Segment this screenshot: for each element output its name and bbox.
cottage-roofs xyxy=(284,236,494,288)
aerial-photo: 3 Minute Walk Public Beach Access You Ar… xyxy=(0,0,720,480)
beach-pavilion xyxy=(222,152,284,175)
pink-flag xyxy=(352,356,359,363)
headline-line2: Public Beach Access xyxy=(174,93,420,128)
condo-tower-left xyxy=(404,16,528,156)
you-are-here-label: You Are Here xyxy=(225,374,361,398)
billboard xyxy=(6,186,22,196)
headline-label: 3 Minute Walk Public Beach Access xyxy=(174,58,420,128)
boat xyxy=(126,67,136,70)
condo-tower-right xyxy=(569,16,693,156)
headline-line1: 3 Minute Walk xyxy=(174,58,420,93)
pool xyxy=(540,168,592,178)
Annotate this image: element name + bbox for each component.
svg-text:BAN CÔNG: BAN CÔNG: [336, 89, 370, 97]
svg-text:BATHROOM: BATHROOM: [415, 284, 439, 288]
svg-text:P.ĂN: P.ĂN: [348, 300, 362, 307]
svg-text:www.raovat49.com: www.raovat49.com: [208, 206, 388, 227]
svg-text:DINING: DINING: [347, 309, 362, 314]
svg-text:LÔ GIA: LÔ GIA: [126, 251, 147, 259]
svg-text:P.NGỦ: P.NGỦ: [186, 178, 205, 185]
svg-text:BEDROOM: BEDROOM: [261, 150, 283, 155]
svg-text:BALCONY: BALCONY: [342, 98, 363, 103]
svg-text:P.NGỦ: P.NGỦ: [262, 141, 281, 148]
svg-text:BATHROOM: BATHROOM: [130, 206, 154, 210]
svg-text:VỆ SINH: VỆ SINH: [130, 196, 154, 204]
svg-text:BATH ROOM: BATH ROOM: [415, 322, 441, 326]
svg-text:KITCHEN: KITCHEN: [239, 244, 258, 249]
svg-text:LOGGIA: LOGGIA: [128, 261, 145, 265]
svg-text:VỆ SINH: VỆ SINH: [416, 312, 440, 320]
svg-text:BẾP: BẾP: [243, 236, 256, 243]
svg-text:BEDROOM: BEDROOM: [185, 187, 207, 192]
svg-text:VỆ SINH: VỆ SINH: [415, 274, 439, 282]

◇ ◇ ◇ ◇ ◇ ◇ ◇

> _Your goal_
Count the lines of the data above that contain the string "tower". Reply with the number only.

> _Completed task_
2